— begin Working data —
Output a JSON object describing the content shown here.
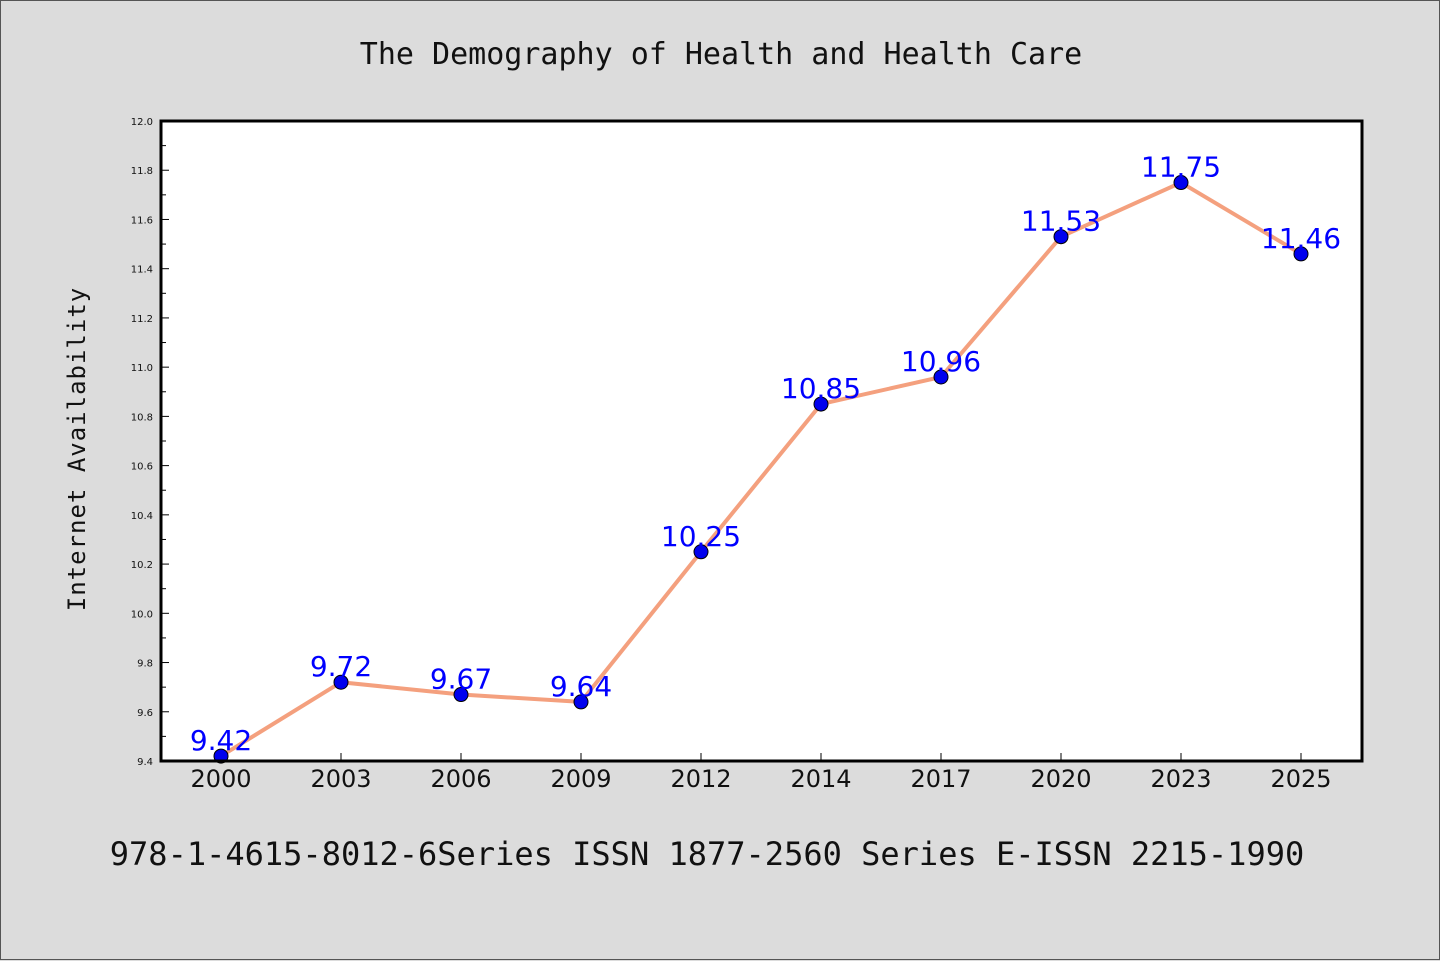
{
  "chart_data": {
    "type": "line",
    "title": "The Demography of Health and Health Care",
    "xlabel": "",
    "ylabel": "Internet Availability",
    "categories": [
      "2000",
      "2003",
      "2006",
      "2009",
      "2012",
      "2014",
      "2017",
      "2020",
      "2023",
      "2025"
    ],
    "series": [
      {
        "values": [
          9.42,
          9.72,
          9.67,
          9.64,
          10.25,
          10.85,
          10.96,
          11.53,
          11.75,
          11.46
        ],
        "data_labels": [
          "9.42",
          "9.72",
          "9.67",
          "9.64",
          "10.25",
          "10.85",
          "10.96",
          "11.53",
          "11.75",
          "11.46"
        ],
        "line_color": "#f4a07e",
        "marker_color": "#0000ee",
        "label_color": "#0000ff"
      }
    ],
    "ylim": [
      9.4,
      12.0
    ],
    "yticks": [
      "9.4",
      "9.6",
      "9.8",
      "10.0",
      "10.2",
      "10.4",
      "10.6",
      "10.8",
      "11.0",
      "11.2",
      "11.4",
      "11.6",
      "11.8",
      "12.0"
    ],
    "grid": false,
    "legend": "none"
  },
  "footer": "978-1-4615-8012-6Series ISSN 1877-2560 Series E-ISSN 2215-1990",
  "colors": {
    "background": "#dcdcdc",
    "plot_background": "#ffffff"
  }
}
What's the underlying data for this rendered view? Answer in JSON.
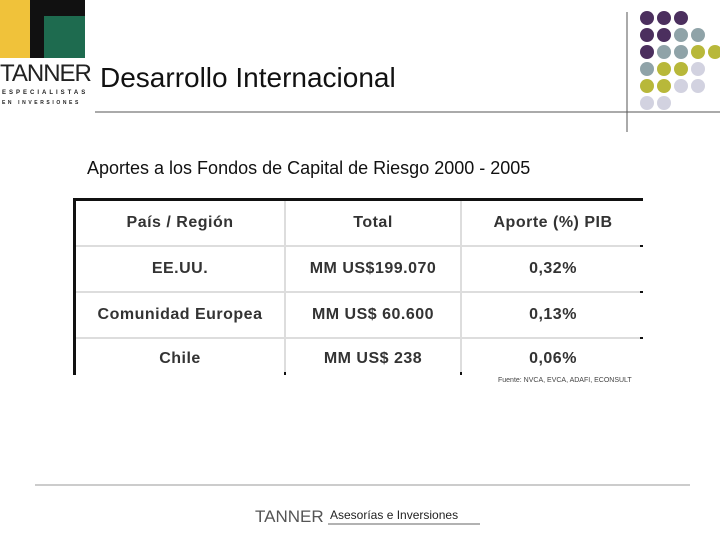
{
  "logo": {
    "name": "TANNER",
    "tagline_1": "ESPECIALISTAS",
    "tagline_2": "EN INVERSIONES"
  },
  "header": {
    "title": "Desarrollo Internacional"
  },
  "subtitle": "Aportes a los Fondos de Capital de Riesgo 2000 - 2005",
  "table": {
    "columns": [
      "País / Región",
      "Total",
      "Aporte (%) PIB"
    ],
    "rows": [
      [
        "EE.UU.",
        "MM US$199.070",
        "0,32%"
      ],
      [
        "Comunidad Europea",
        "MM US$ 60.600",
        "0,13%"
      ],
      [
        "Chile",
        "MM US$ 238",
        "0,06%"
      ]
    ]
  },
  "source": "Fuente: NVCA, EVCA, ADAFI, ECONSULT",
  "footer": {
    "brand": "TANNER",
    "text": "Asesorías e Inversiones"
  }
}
— end Working data —
- Problem description -
Print the full listing exactly, dropping the pictures.

- Correct answer -
Output a JSON object describing the content shown here.
{
  "chart_data": {
    "type": "line",
    "title": "The Demography of Health and Health Care",
    "xlabel": "",
    "ylabel": "Internet Availability",
    "categories": [
      "2000",
      "2003",
      "2006",
      "2009",
      "2012",
      "2014",
      "2017",
      "2020",
      "2023",
      "2025"
    ],
    "series": [
      {
        "values": [
          9.42,
          9.72,
          9.67,
          9.64,
          10.25,
          10.85,
          10.96,
          11.53,
          11.75,
          11.46
        ],
        "data_labels": [
          "9.42",
          "9.72",
          "9.67",
          "9.64",
          "10.25",
          "10.85",
          "10.96",
          "11.53",
          "11.75",
          "11.46"
        ],
        "line_color": "#f4a07e",
        "marker_color": "#0000ee",
        "label_color": "#0000ff"
      }
    ],
    "ylim": [
      9.4,
      12.0
    ],
    "yticks": [
      "9.4",
      "9.6",
      "9.8",
      "10.0",
      "10.2",
      "10.4",
      "10.6",
      "10.8",
      "11.0",
      "11.2",
      "11.4",
      "11.6",
      "11.8",
      "12.0"
    ],
    "grid": false,
    "legend": "none"
  },
  "footer": "978-1-4615-8012-6Series ISSN 1877-2560 Series E-ISSN 2215-1990",
  "colors": {
    "background": "#dcdcdc",
    "plot_background": "#ffffff"
  }
}
What's the underlying data for this rendered view? Answer in JSON.
{
  "logo": {
    "name": "TANNER",
    "tagline_1": "ESPECIALISTAS",
    "tagline_2": "EN INVERSIONES"
  },
  "header": {
    "title": "Desarrollo Internacional"
  },
  "subtitle": "Aportes a los Fondos de Capital de Riesgo 2000 - 2005",
  "table": {
    "columns": [
      "País / Región",
      "Total",
      "Aporte (%) PIB"
    ],
    "rows": [
      [
        "EE.UU.",
        "MM US$199.070",
        "0,32%"
      ],
      [
        "Comunidad Europea",
        "MM US$ 60.600",
        "0,13%"
      ],
      [
        "Chile",
        "MM US$ 238",
        "0,06%"
      ]
    ]
  },
  "source": "Fuente: NVCA, EVCA, ADAFI, ECONSULT",
  "footer": {
    "brand": "TANNER",
    "text": "Asesorías e Inversiones"
  }
}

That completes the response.